===== INPUT RECORDS =====
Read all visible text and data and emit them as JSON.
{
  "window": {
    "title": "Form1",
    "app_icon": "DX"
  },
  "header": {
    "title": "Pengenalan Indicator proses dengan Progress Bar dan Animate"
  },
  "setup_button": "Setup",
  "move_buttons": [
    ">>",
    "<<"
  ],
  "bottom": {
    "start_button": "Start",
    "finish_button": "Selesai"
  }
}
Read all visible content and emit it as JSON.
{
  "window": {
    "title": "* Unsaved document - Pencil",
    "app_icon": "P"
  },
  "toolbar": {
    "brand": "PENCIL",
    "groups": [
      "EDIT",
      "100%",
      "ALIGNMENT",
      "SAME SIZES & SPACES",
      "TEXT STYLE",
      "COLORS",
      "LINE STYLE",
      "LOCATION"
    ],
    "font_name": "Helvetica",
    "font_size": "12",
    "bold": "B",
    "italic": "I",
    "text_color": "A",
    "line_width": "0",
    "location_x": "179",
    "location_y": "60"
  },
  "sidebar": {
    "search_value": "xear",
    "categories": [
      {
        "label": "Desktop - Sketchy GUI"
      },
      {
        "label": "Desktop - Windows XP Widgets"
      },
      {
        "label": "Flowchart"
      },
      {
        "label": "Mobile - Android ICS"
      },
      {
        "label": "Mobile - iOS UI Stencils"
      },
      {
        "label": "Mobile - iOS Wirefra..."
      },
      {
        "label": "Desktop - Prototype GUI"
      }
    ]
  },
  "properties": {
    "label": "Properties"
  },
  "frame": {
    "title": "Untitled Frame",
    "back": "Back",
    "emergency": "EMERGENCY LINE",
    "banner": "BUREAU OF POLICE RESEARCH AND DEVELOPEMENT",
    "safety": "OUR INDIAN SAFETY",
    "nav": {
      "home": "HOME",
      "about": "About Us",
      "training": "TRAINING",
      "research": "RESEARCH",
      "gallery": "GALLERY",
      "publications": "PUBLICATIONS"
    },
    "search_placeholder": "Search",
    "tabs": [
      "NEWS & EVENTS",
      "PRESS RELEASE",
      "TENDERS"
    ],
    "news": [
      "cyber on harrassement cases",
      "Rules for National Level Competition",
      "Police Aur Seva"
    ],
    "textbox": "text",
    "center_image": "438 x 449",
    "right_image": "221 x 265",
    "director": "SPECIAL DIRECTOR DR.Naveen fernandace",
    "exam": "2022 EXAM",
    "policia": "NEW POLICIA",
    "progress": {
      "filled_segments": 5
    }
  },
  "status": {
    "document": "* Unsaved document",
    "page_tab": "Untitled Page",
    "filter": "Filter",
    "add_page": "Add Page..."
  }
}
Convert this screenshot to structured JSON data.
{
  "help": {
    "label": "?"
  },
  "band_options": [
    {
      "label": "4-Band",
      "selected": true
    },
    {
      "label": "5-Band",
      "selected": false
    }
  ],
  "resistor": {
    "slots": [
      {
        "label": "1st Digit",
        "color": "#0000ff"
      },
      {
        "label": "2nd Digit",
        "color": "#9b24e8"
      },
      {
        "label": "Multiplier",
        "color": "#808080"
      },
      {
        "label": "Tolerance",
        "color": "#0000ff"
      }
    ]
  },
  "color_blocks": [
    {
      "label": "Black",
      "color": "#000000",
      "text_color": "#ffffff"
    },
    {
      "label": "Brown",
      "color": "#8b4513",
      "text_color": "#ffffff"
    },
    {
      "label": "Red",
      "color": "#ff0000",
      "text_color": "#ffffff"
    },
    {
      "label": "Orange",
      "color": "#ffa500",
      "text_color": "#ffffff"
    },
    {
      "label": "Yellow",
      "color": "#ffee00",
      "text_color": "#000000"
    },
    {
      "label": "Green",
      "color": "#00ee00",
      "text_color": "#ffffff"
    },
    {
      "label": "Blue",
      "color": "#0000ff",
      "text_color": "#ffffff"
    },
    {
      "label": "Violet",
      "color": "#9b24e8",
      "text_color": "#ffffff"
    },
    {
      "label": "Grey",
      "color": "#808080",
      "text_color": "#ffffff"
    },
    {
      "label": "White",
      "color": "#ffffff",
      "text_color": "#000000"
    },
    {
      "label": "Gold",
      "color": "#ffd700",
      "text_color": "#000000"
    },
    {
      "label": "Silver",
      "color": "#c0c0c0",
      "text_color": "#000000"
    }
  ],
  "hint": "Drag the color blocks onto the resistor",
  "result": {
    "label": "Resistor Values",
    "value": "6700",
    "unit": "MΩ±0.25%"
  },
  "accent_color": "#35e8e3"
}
=====
Note each line of the entries that has "Read" in it, and copy those lines.

Read all visible text and data and emit them as JSON.
Read all visible content and emit it as JSON.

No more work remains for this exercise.